> [Short problem]
Copy out all the lines exactly. Omit pictures.
Data excerpts start
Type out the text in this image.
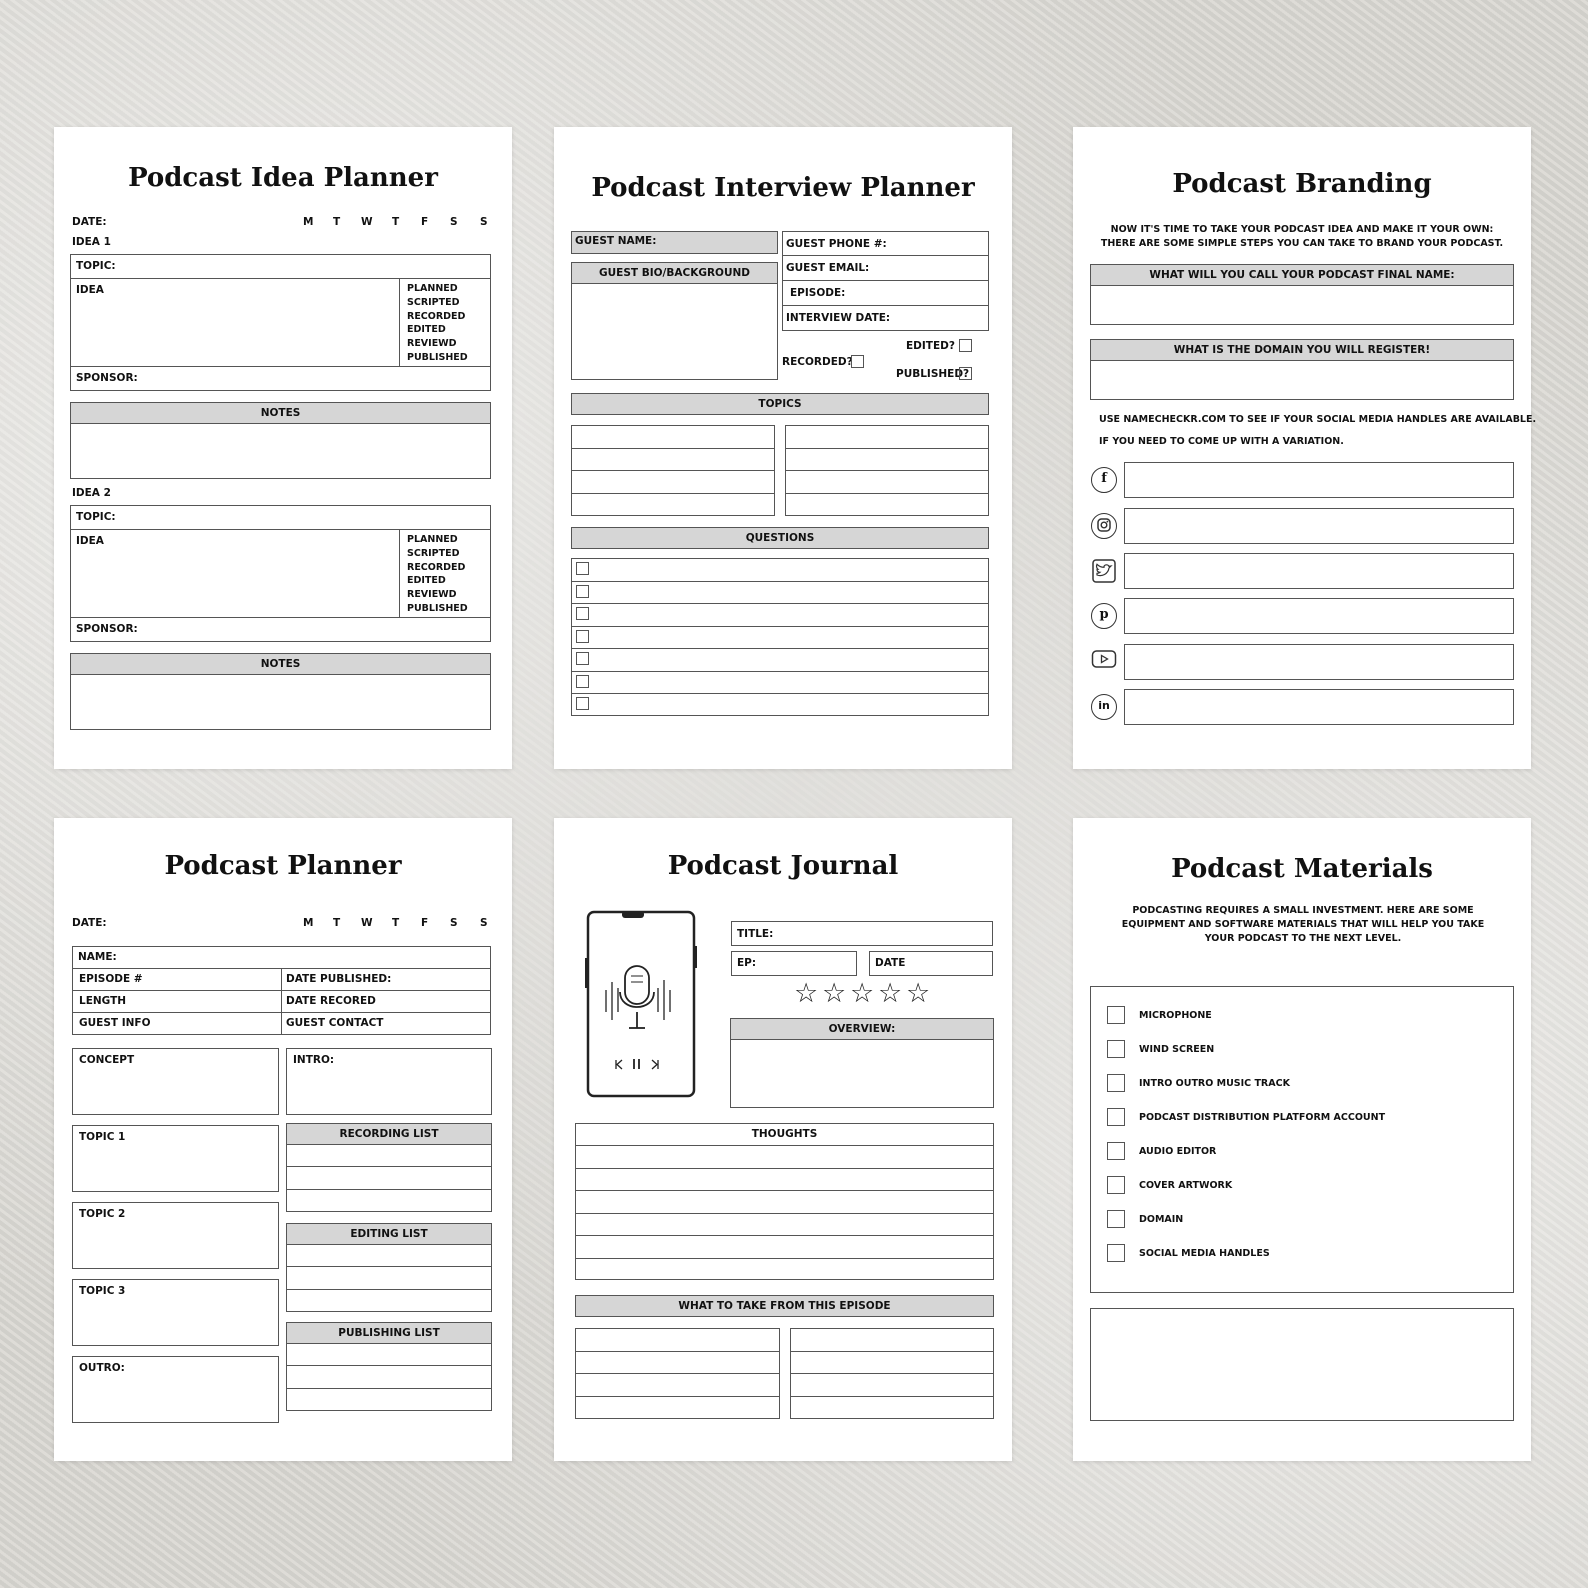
Podcast Idea Planner
DATE:	M T W T F S S
IDEA 1
TOPIC:
IDEA	PLANNED
SCRIPTED
RECORDED
EDITED
REVIEWD
PUBLISHED
SPONSOR:
NOTES
IDEA 2
TOPIC:
IDEA	PLANNED
SCRIPTED
RECORDED
EDITED
REVIEWD
PUBLISHED
SPONSOR:
NOTES
Podcast Interview Planner
GUEST NAME:
GUEST BIO/BACKGROUND
GUEST PHONE #:
GUEST EMAIL:
EPISODE:
INTERVIEW DATE:
EDITED?
RECORDED?
PUBLISHED?
TOPICS
QUESTIONS
Podcast Branding
NOW IT'S TIME TO TAKE YOUR PODCAST IDEA AND MAKE IT YOUR OWN: THERE ARE SOME SIMPLE STEPS YOU CAN TAKE TO BRAND YOUR PODCAST.
WHAT WILL YOU CALL YOUR PODCAST FINAL NAME:
WHAT IS THE DOMAIN YOU WILL REGISTER!
USE NAMECHECKR.COM TO SEE IF YOUR SOCIAL MEDIA HANDLES ARE AVAILABLE.
IF YOU NEED TO COME UP WITH A VARIATION.
f
p
in
Podcast Planner
DATE:	M T W T F S S
NAME:
EPISODE #	DATE PUBLISHED:
LENGTH	DATE RECORED
GUEST INFO	GUEST CONTACT
CONCEPT	INTRO:
TOPIC 1
TOPIC 2
TOPIC 3
OUTRO:
RECORDING LIST
EDITING LIST
PUBLISHING LIST
Podcast Journal
TITLE:
EP:	DATE
☆ ☆ ☆ ☆ ☆
OVERVIEW:
THOUGHTS
WHAT TO TAKE FROM THIS EPISODE
Podcast Materials
PODCASTING REQUIRES A SMALL INVESTMENT. HERE ARE SOME EQUIPMENT AND SOFTWARE MATERIALS THAT WILL HELP YOU TAKE YOUR PODCAST TO THE NEXT LEVEL.
MICROPHONE
WIND SCREEN
INTRO OUTRO MUSIC TRACK
PODCAST DISTRIBUTION PLATFORM ACCOUNT
AUDIO EDITOR
COVER ARTWORK
DOMAIN
SOCIAL MEDIA HANDLES
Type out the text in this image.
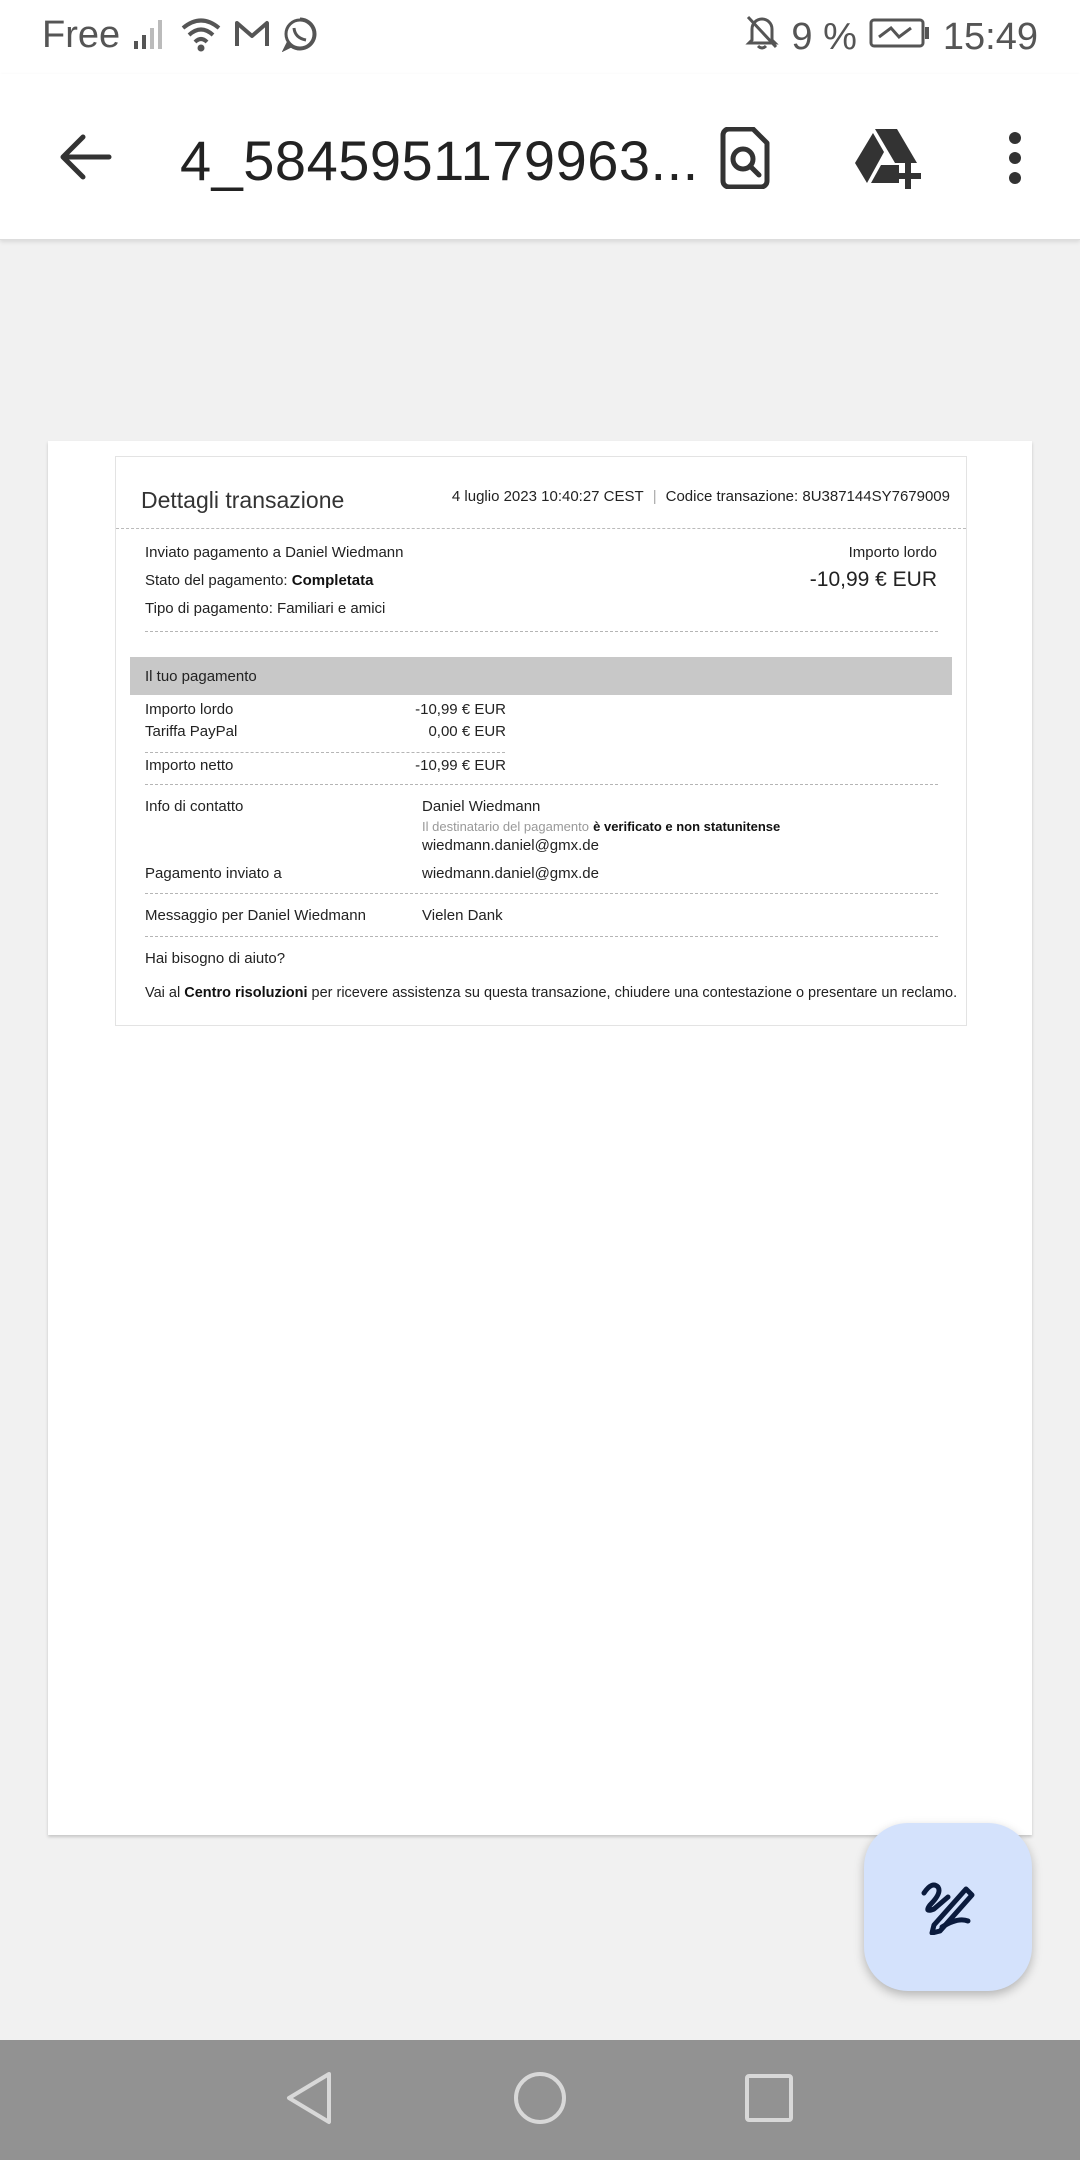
Free	9 % 15:49
4_5845951179963...
Dettagli transazione	4 luglio 2023 10:40:27 CEST | Codice transazione: 8U387144SY7679009
Inviato pagamento a Daniel Wiedmann
Stato del pagamento: Completata
Tipo di pagamento: Familiari e amici
Importo lordo
-10,99 € EUR
Il tuo pagamento
Importo lordo	-10,99 € EUR
Tariffa PayPal	0,00 € EUR
Importo netto	-10,99 € EUR
Info di contatto	Daniel Wiedmann
Il destinatario del pagamento è verificato e non statunitense
wiedmann.daniel@gmx.de
Pagamento inviato a	wiedmann.daniel@gmx.de
Messaggio per Daniel Wiedmann	Vielen Dank
Hai bisogno di aiuto?
Vai al Centro risoluzioni per ricevere assistenza su questa transazione, chiudere una contestazione o presentare un reclamo.
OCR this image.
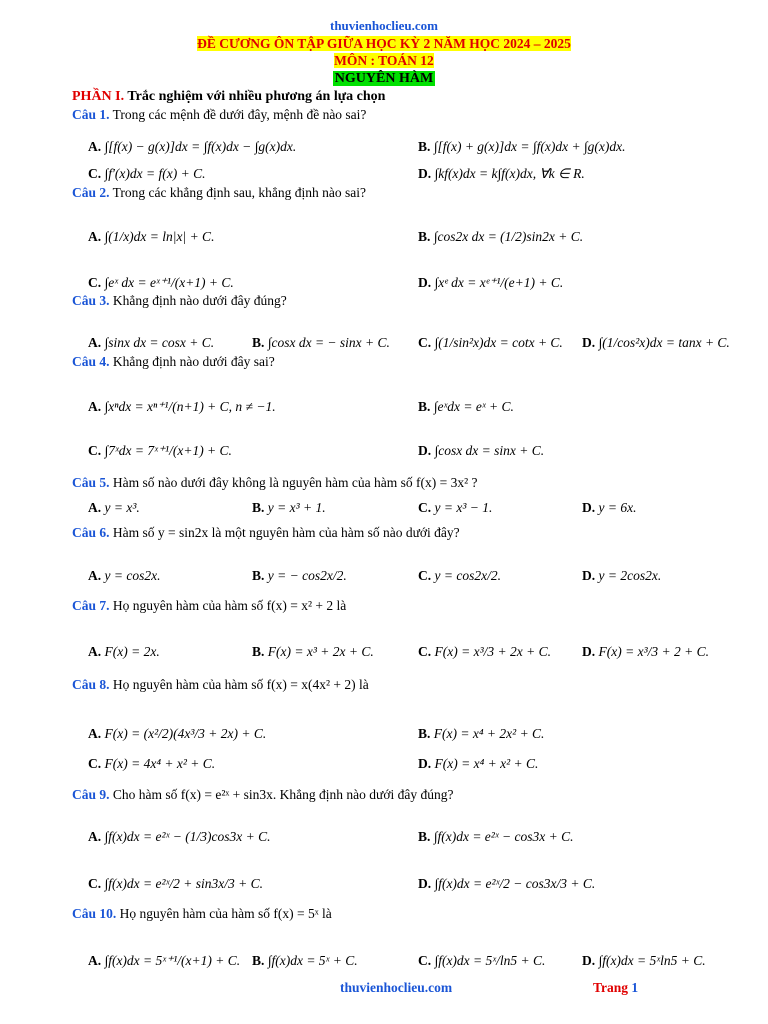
thuvienhoclieu.com
ĐỀ CƯƠNG ÔN TẬP GIỮA HỌC KỲ 2 NĂM HỌC 2024 – 2025
MÔN : TOÁN 12
NGUYÊN HÀM
PHẦN I. Trắc nghiệm với nhiều phương án lựa chọn
Câu 1. Trong các mệnh đề dưới đây, mệnh đề nào sai?
A. ∫[f(x) − g(x)]dx = ∫f(x)dx − ∫g(x)dx.	B. ∫[f(x) + g(x)]dx = ∫f(x)dx + ∫g(x)dx.
C. ∫f′(x)dx = f(x) + C.	D. ∫kf(x)dx = k∫f(x)dx, ∀k ∈ R.
Câu 2. Trong các khẳng định sau, khẳng định nào sai?
A. ∫(1/x)dx = ln|x| + C.	B. ∫cos2x dx = (1/2)sin2x + C.
C. ∫eˣ dx = eˣ⁺¹/(x+1) + C.	D. ∫xᵉ dx = xᵉ⁺¹/(e+1) + C.
Câu 3. Khẳng định nào dưới đây đúng?
A. ∫sinx dx = cosx + C.	B. ∫cosx dx = − sinx + C. C. ∫(1/sin²x)dx = cotx + C. D. ∫(1/cos²x)dx = tanx + C.
Câu 4. Khẳng định nào dưới đây sai?
A. ∫xⁿdx = xⁿ⁺¹/(n+1) + C, n ≠ −1.	B. ∫eˣdx = eˣ + C.
C. ∫7ˣdx = 7ˣ⁺¹/(x+1) + C.	D. ∫cosx dx = sinx + C.
Câu 5. Hàm số nào dưới đây không là nguyên hàm của hàm số f(x) = 3x² ?
A. y = x³.	B. y = x³ + 1.	C. y = x³ − 1.	D. y = 6x.
Câu 6. Hàm số y = sin2x là một nguyên hàm của hàm số nào dưới đây?
A. y = cos2x.	B. y = − cos2x/2.	C. y = cos2x/2.	D. y = 2cos2x.
Câu 7. Họ nguyên hàm của hàm số f(x) = x² + 2 là
A. F(x) = 2x.	B. F(x) = x³ + 2x + C.	C. F(x) = x³/3 + 2x + C. D. F(x) = x³/3 + 2 + C.
Câu 8. Họ nguyên hàm của hàm số f(x) = x(4x² + 2) là
A. F(x) = (x²/2)(4x³/3 + 2x) + C.	B. F(x) = x⁴ + 2x² + C.
C. F(x) = 4x⁴ + x² + C.	D. F(x) = x⁴ + x² + C.
Câu 9. Cho hàm số f(x) = e²ˣ + sin3x. Khẳng định nào dưới đây đúng?
A. ∫f(x)dx = e²ˣ − (1/3)cos3x + C.	B. ∫f(x)dx = e²ˣ − cos3x + C.
C. ∫f(x)dx = e²ˣ/2 + sin3x/3 + C.	D. ∫f(x)dx = e²ˣ/2 − cos3x/3 + C.
Câu 10. Họ nguyên hàm của hàm số f(x) = 5ˣ là
A. ∫f(x)dx = 5ˣ⁺¹/(x+1) + C. B. ∫f(x)dx = 5ˣ + C.	C. ∫f(x)dx = 5ˣ/ln5 + C.	D. ∫f(x)dx = 5ˣln5 + C.
thuvienhoclieu.com	Trang 1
Data excerpts end
> [Full output]
Type out the text in this image.
Podcast Idea Planner
DATE:	M T W T F S S
IDEA 1
TOPIC:
IDEA	PLANNED
SCRIPTED
RECORDED
EDITED
REVIEWD
PUBLISHED
SPONSOR:
NOTES
IDEA 2
TOPIC:
IDEA	PLANNED
SCRIPTED
RECORDED
EDITED
REVIEWD
PUBLISHED
SPONSOR:
NOTES
Podcast Interview Planner
GUEST NAME:
GUEST BIO/BACKGROUND
GUEST PHONE #:
GUEST EMAIL:
EPISODE:
INTERVIEW DATE:
EDITED?
RECORDED?
PUBLISHED?
TOPICS
QUESTIONS
Podcast Branding
NOW IT'S TIME TO TAKE YOUR PODCAST IDEA AND MAKE IT YOUR OWN: THERE ARE SOME SIMPLE STEPS YOU CAN TAKE TO BRAND YOUR PODCAST.
WHAT WILL YOU CALL YOUR PODCAST FINAL NAME:
WHAT IS THE DOMAIN YOU WILL REGISTER!
USE NAMECHECKR.COM TO SEE IF YOUR SOCIAL MEDIA HANDLES ARE AVAILABLE.
IF YOU NEED TO COME UP WITH A VARIATION.
f
p
in
Podcast Planner
DATE:	M T W T F S S
NAME:
EPISODE #	DATE PUBLISHED:
LENGTH	DATE RECORED
GUEST INFO	GUEST CONTACT
CONCEPT	INTRO:
TOPIC 1
TOPIC 2
TOPIC 3
OUTRO:
RECORDING LIST
EDITING LIST
PUBLISHING LIST
Podcast Journal
TITLE:
EP:	DATE
☆ ☆ ☆ ☆ ☆
OVERVIEW:
THOUGHTS
WHAT TO TAKE FROM THIS EPISODE
Podcast Materials
PODCASTING REQUIRES A SMALL INVESTMENT. HERE ARE SOME EQUIPMENT AND SOFTWARE MATERIALS THAT WILL HELP YOU TAKE YOUR PODCAST TO THE NEXT LEVEL.
MICROPHONE
WIND SCREEN
INTRO OUTRO MUSIC TRACK
PODCAST DISTRIBUTION PLATFORM ACCOUNT
AUDIO EDITOR
COVER ARTWORK
DOMAIN
SOCIAL MEDIA HANDLES
Type out the text in this image.
Free	9 % 15:49
4_5845951179963...
Dettagli transazione	4 luglio 2023 10:40:27 CEST | Codice transazione: 8U387144SY7679009
Inviato pagamento a Daniel Wiedmann
Stato del pagamento: Completata
Tipo di pagamento: Familiari e amici
Importo lordo
-10,99 € EUR
Il tuo pagamento
Importo lordo	-10,99 € EUR
Tariffa PayPal	0,00 € EUR
Importo netto	-10,99 € EUR
Info di contatto	Daniel Wiedmann
Il destinatario del pagamento è verificato e non statunitense
wiedmann.daniel@gmx.de
Pagamento inviato a	wiedmann.daniel@gmx.de
Messaggio per Daniel Wiedmann	Vielen Dank
Hai bisogno di aiuto?
Vai al Centro risoluzioni per ricevere assistenza su questa transazione, chiudere una contestazione o presentare un reclamo.
OCR this image.
thuvienhoclieu.com
ĐỀ CƯƠNG ÔN TẬP GIỮA HỌC KỲ 2 NĂM HỌC 2024 – 2025
MÔN : TOÁN 12
NGUYÊN HÀM
PHẦN I. Trắc nghiệm với nhiều phương án lựa chọn
Câu 1. Trong các mệnh đề dưới đây, mệnh đề nào sai?
A. ∫[f(x) − g(x)]dx = ∫f(x)dx − ∫g(x)dx.	B. ∫[f(x) + g(x)]dx = ∫f(x)dx + ∫g(x)dx.
C. ∫f′(x)dx = f(x) + C.	D. ∫kf(x)dx = k∫f(x)dx, ∀k ∈ R.
Câu 2. Trong các khẳng định sau, khẳng định nào sai?
A. ∫(1/x)dx = ln|x| + C.	B. ∫cos2x dx = (1/2)sin2x + C.
C. ∫eˣ dx = eˣ⁺¹/(x+1) + C.	D. ∫xᵉ dx = xᵉ⁺¹/(e+1) + C.
Câu 3. Khẳng định nào dưới đây đúng?
A. ∫sinx dx = cosx + C.	B. ∫cosx dx = − sinx + C. C. ∫(1/sin²x)dx = cotx + C. D. ∫(1/cos²x)dx = tanx + C.
Câu 4. Khẳng định nào dưới đây sai?
A. ∫xⁿdx = xⁿ⁺¹/(n+1) + C, n ≠ −1.	B. ∫eˣdx = eˣ + C.
C. ∫7ˣdx = 7ˣ⁺¹/(x+1) + C.	D. ∫cosx dx = sinx + C.
Câu 5. Hàm số nào dưới đây không là nguyên hàm của hàm số f(x) = 3x² ?
A. y = x³.	B. y = x³ + 1.	C. y = x³ − 1.	D. y = 6x.
Câu 6. Hàm số y = sin2x là một nguyên hàm của hàm số nào dưới đây?
A. y = cos2x.	B. y = − cos2x/2.	C. y = cos2x/2.	D. y = 2cos2x.
Câu 7. Họ nguyên hàm của hàm số f(x) = x² + 2 là
A. F(x) = 2x.	B. F(x) = x³ + 2x + C.	C. F(x) = x³/3 + 2x + C. D. F(x) = x³/3 + 2 + C.
Câu 8. Họ nguyên hàm của hàm số f(x) = x(4x² + 2) là
A. F(x) = (x²/2)(4x³/3 + 2x) + C.	B. F(x) = x⁴ + 2x² + C.
C. F(x) = 4x⁴ + x² + C.	D. F(x) = x⁴ + x² + C.
Câu 9. Cho hàm số f(x) = e²ˣ + sin3x. Khẳng định nào dưới đây đúng?
A. ∫f(x)dx = e²ˣ − (1/3)cos3x + C.	B. ∫f(x)dx = e²ˣ − cos3x + C.
C. ∫f(x)dx = e²ˣ/2 + sin3x/3 + C.	D. ∫f(x)dx = e²ˣ/2 − cos3x/3 + C.
Câu 10. Họ nguyên hàm của hàm số f(x) = 5ˣ là
A. ∫f(x)dx = 5ˣ⁺¹/(x+1) + C. B. ∫f(x)dx = 5ˣ + C.	C. ∫f(x)dx = 5ˣ/ln5 + C.	D. ∫f(x)dx = 5ˣln5 + C.
thuvienhoclieu.com	Trang 1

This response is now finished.